Comb the records below for the string "title" and copy each line where it turns up.

— Start Extracted material —

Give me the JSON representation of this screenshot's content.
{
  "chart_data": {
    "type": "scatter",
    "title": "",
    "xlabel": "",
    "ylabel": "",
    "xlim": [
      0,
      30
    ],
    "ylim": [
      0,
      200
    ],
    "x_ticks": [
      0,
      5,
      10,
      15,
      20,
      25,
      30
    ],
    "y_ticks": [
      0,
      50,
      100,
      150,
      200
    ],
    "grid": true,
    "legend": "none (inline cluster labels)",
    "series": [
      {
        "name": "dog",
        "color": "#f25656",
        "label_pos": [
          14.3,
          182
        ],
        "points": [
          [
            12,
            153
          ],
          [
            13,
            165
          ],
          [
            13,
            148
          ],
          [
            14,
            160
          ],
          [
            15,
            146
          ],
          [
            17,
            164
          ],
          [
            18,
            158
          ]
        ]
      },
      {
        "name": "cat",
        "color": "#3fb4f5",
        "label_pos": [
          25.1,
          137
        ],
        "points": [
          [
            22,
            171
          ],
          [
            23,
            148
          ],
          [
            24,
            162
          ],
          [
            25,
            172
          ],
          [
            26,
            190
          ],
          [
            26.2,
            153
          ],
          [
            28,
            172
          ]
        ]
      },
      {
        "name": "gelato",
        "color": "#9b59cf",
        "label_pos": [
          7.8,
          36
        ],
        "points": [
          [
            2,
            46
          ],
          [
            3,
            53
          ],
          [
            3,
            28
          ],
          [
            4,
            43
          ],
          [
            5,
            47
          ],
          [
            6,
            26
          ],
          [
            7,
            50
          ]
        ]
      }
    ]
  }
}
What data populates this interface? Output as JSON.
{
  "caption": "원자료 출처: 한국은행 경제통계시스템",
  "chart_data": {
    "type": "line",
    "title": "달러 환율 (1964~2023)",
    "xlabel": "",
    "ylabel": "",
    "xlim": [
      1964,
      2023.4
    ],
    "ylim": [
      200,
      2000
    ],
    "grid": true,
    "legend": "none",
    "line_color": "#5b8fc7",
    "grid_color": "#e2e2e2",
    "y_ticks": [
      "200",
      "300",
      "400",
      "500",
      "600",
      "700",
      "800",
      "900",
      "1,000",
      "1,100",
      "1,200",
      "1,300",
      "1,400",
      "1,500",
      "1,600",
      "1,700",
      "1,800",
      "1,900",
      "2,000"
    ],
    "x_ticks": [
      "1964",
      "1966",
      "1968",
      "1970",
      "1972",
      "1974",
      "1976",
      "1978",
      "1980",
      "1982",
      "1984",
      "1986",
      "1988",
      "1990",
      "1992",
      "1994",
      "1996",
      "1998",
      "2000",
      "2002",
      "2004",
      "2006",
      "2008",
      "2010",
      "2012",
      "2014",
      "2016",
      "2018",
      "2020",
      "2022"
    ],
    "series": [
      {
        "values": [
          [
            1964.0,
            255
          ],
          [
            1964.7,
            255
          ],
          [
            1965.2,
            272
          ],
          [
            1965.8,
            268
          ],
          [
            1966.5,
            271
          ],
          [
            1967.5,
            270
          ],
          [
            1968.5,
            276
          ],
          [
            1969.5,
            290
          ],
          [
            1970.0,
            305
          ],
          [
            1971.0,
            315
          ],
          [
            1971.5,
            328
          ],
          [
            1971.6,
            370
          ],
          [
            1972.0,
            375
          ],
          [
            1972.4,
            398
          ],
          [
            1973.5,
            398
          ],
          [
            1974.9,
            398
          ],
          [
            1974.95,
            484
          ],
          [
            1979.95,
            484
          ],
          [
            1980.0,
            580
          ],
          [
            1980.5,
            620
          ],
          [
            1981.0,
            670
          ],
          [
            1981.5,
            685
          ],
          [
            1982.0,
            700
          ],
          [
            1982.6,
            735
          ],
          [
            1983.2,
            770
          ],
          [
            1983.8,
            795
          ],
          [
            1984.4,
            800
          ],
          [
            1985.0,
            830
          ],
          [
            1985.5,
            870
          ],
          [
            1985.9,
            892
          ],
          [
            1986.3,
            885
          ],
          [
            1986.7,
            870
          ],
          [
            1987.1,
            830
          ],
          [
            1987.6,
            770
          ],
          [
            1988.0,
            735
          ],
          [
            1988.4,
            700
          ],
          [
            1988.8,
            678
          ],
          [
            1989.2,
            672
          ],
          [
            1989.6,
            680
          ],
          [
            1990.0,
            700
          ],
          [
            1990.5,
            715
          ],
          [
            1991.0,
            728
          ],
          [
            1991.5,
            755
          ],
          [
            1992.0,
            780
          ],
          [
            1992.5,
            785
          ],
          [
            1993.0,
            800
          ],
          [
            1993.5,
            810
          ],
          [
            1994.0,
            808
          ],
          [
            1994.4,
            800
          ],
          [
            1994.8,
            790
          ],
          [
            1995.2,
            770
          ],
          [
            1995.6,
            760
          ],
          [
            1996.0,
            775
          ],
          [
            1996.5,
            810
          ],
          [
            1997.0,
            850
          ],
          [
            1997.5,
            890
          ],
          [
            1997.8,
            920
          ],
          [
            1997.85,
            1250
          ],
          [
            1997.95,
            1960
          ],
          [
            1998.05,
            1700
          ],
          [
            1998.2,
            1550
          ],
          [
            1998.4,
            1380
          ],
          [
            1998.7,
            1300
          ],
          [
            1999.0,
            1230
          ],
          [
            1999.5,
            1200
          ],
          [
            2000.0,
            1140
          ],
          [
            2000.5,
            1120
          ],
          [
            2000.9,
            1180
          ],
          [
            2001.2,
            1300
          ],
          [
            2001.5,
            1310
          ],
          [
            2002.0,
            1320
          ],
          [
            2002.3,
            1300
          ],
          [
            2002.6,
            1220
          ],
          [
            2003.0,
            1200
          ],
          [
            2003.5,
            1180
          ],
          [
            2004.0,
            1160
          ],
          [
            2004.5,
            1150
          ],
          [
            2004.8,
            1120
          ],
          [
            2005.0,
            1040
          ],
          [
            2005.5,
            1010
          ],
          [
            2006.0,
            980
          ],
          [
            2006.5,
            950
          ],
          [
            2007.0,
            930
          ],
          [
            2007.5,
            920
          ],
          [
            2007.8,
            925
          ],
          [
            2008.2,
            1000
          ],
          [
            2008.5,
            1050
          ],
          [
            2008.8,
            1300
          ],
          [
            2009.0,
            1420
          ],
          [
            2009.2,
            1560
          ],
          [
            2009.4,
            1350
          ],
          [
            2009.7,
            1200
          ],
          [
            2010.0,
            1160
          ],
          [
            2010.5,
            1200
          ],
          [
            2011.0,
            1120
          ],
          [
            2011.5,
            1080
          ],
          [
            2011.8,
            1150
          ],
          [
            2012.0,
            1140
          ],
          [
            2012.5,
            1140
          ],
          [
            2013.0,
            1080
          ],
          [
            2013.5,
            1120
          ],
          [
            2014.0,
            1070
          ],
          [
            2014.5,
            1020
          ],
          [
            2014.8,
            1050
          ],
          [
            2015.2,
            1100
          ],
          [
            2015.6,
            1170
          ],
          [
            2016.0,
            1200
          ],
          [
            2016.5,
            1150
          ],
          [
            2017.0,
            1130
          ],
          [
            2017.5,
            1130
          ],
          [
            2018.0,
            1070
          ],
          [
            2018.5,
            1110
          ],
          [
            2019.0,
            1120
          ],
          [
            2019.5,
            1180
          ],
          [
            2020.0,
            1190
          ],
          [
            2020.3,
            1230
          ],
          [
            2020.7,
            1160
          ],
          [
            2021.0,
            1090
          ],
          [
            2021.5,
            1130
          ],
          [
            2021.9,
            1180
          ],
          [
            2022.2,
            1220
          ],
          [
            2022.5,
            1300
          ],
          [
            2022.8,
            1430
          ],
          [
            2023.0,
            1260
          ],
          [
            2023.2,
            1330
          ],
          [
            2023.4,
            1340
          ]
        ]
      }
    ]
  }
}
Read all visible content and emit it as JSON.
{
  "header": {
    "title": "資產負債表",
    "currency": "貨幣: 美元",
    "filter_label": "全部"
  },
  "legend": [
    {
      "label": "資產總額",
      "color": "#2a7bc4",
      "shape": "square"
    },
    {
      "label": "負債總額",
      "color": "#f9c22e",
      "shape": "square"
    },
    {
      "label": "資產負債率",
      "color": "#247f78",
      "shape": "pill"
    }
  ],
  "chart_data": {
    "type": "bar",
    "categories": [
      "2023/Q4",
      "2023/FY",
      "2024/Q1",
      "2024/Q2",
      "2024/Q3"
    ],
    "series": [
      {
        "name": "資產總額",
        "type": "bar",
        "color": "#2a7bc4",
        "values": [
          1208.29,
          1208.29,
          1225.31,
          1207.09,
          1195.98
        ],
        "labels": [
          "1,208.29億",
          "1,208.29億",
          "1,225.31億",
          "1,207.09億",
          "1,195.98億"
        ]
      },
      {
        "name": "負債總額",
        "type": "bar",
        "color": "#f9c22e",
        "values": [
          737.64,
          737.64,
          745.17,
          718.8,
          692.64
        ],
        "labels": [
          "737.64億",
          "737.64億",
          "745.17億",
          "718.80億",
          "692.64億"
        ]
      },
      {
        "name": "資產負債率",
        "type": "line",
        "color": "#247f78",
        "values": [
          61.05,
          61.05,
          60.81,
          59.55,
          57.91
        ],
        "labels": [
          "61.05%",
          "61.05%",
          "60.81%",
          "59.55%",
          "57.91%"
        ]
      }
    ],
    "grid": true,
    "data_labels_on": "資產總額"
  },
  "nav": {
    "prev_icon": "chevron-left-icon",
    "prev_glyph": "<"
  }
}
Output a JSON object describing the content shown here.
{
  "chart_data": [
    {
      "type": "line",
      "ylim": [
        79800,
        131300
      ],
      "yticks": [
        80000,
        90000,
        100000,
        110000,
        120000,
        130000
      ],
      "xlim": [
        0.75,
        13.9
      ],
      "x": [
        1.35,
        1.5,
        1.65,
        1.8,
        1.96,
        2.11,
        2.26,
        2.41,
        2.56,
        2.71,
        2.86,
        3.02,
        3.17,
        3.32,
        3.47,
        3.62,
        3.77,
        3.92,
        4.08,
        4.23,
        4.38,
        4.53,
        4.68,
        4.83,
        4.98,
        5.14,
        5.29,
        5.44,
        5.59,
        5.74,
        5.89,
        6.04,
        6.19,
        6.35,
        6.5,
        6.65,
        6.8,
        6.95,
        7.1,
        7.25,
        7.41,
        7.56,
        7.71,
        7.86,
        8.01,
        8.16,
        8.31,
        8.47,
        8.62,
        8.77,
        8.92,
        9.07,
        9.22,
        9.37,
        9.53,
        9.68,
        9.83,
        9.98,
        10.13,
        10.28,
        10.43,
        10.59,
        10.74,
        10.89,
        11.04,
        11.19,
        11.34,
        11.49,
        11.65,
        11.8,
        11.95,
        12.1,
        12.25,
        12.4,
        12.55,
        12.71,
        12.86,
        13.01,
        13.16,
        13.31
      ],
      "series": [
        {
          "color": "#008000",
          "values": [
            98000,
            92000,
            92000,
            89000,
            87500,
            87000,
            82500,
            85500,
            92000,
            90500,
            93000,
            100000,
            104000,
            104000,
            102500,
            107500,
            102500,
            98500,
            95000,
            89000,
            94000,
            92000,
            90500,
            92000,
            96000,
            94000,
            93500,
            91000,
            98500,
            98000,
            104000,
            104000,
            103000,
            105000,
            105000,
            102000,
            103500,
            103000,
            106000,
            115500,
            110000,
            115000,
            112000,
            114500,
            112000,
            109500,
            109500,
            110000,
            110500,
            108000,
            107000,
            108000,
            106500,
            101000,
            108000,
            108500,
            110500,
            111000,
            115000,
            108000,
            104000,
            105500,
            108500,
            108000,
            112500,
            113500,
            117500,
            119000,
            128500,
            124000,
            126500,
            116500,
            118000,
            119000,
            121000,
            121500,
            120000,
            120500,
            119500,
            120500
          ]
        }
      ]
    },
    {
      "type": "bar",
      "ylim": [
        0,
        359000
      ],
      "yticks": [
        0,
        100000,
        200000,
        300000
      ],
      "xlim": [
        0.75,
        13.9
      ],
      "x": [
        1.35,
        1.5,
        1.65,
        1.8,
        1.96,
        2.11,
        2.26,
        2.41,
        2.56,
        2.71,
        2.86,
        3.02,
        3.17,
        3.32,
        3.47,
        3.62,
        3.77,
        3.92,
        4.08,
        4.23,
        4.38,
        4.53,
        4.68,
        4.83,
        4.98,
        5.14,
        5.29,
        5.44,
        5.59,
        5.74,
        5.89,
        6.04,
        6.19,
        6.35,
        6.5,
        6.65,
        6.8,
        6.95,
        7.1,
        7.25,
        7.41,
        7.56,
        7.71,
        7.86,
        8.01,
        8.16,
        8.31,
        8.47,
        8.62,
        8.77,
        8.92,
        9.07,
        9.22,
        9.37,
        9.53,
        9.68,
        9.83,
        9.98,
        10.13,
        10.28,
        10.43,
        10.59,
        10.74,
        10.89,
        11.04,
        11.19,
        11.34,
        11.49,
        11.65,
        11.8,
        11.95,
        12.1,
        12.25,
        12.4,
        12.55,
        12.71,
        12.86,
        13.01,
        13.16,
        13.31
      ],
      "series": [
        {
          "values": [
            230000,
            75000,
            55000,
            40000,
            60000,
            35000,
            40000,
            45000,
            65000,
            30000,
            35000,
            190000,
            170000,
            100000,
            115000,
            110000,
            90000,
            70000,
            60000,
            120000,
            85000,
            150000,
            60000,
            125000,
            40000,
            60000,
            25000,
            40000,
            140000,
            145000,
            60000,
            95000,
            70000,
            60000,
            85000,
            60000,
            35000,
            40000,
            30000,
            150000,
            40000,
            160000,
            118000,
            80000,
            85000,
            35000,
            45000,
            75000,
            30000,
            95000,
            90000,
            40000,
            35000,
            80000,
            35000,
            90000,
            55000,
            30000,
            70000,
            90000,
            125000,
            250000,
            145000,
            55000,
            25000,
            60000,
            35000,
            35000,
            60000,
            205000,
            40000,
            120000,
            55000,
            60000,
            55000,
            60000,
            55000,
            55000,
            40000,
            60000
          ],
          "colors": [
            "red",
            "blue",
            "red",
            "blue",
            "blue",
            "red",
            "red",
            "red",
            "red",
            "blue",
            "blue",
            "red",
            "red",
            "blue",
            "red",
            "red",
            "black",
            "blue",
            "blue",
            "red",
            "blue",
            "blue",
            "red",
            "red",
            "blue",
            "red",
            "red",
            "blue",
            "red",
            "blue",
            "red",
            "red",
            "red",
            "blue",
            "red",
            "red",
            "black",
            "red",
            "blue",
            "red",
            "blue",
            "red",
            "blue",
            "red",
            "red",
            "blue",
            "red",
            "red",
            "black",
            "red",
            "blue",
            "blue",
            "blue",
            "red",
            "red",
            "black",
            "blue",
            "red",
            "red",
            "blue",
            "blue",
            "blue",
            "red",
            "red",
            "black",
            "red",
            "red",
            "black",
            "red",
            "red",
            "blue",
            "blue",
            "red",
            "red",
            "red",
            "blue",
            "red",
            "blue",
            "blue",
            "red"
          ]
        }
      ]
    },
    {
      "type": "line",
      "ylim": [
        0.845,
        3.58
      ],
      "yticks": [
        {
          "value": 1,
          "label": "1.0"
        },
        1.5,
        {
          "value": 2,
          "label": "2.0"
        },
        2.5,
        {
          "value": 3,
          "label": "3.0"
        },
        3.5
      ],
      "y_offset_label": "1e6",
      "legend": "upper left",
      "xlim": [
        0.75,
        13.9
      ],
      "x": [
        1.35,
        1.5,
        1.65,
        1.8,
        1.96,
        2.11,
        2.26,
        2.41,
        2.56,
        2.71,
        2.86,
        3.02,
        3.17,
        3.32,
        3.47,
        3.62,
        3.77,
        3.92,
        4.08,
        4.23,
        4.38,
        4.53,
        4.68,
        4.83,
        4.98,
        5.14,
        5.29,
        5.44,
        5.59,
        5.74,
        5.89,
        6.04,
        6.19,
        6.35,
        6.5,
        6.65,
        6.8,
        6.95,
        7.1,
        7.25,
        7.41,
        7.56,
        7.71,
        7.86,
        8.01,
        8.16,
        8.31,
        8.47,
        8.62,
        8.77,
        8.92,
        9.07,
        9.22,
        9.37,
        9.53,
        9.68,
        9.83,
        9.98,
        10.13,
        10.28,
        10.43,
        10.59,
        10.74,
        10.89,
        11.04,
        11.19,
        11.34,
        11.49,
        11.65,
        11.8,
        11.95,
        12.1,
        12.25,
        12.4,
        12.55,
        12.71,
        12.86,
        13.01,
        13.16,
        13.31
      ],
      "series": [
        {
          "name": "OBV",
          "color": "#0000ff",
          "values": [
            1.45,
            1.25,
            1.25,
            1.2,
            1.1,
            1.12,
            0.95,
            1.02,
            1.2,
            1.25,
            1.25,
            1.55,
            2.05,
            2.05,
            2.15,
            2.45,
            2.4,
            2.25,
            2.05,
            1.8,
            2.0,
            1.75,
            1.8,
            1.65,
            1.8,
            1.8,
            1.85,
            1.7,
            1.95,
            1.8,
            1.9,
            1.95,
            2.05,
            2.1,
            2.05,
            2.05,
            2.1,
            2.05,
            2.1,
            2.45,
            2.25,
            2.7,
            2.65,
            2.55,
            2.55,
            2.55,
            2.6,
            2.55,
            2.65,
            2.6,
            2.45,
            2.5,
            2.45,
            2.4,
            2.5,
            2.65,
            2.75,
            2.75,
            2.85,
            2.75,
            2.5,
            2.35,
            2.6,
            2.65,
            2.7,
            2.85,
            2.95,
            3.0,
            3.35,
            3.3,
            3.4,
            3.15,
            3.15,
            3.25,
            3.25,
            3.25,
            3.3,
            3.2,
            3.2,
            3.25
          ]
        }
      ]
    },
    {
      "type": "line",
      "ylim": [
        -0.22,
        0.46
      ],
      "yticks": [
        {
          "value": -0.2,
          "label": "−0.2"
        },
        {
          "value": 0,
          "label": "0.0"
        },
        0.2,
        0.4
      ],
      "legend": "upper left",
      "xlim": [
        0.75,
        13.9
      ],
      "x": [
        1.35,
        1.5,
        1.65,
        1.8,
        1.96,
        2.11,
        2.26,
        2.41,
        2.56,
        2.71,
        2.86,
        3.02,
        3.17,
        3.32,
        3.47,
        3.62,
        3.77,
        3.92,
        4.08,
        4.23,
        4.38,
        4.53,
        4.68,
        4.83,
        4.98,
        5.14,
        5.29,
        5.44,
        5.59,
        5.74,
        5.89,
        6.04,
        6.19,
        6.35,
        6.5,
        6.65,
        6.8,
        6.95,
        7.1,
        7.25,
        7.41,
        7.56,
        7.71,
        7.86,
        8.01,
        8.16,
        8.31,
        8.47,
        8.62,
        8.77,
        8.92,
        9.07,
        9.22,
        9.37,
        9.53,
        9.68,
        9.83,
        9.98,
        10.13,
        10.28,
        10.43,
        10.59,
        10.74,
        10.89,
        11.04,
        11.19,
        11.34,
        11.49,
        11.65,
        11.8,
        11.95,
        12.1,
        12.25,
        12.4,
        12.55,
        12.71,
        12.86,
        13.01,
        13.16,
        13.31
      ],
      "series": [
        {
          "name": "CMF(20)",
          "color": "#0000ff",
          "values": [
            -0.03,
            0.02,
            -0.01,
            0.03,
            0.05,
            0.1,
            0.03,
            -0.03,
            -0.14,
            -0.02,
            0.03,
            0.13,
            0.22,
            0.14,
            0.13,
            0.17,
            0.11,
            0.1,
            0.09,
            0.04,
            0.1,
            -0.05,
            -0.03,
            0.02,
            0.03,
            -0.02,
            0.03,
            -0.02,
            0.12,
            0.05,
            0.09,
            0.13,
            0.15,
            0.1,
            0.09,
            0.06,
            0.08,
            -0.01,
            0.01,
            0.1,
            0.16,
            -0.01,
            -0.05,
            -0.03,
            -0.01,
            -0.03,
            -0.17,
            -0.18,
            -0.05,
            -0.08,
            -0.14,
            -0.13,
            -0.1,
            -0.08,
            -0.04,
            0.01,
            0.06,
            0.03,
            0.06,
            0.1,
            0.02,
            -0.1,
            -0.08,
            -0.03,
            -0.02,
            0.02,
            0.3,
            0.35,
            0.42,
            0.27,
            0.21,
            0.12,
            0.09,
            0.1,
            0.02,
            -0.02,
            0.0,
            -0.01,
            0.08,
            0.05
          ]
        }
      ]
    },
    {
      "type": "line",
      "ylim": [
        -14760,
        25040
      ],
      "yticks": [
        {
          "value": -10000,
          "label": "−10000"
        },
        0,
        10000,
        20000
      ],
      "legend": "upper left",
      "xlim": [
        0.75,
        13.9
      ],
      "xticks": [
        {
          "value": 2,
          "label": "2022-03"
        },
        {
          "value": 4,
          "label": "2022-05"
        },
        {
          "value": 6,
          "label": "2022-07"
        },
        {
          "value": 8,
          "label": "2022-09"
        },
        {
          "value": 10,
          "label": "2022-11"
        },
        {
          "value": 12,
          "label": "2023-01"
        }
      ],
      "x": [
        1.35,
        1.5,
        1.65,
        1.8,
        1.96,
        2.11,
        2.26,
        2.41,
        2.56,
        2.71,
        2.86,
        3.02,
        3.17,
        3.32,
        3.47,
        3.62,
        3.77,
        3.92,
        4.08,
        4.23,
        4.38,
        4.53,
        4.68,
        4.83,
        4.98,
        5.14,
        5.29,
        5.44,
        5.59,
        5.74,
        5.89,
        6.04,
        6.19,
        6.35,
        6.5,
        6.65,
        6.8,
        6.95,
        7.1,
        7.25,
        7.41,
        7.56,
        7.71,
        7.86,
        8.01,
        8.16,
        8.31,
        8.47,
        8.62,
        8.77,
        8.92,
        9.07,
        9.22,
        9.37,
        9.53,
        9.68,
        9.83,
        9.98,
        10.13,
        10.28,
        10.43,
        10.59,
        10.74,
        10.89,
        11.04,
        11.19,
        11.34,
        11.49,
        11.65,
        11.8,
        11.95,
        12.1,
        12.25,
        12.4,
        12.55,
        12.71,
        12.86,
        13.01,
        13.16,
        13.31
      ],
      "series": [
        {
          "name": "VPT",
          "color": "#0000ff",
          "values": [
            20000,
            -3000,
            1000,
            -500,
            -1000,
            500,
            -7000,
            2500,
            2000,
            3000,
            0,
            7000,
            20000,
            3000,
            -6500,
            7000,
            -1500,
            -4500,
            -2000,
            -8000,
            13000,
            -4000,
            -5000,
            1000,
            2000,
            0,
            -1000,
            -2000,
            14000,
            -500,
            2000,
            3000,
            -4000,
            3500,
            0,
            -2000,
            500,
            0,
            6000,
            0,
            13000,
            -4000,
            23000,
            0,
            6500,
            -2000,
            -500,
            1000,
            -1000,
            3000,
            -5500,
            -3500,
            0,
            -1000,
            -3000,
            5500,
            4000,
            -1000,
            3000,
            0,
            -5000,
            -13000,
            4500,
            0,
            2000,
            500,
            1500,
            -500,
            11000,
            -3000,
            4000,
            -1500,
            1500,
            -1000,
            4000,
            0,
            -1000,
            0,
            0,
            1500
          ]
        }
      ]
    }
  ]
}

— End Extracted material —

Answer for this exercise
    "title": "",
    "title": "달러 환율 (1964~2023)",
    "title": "資產負債表",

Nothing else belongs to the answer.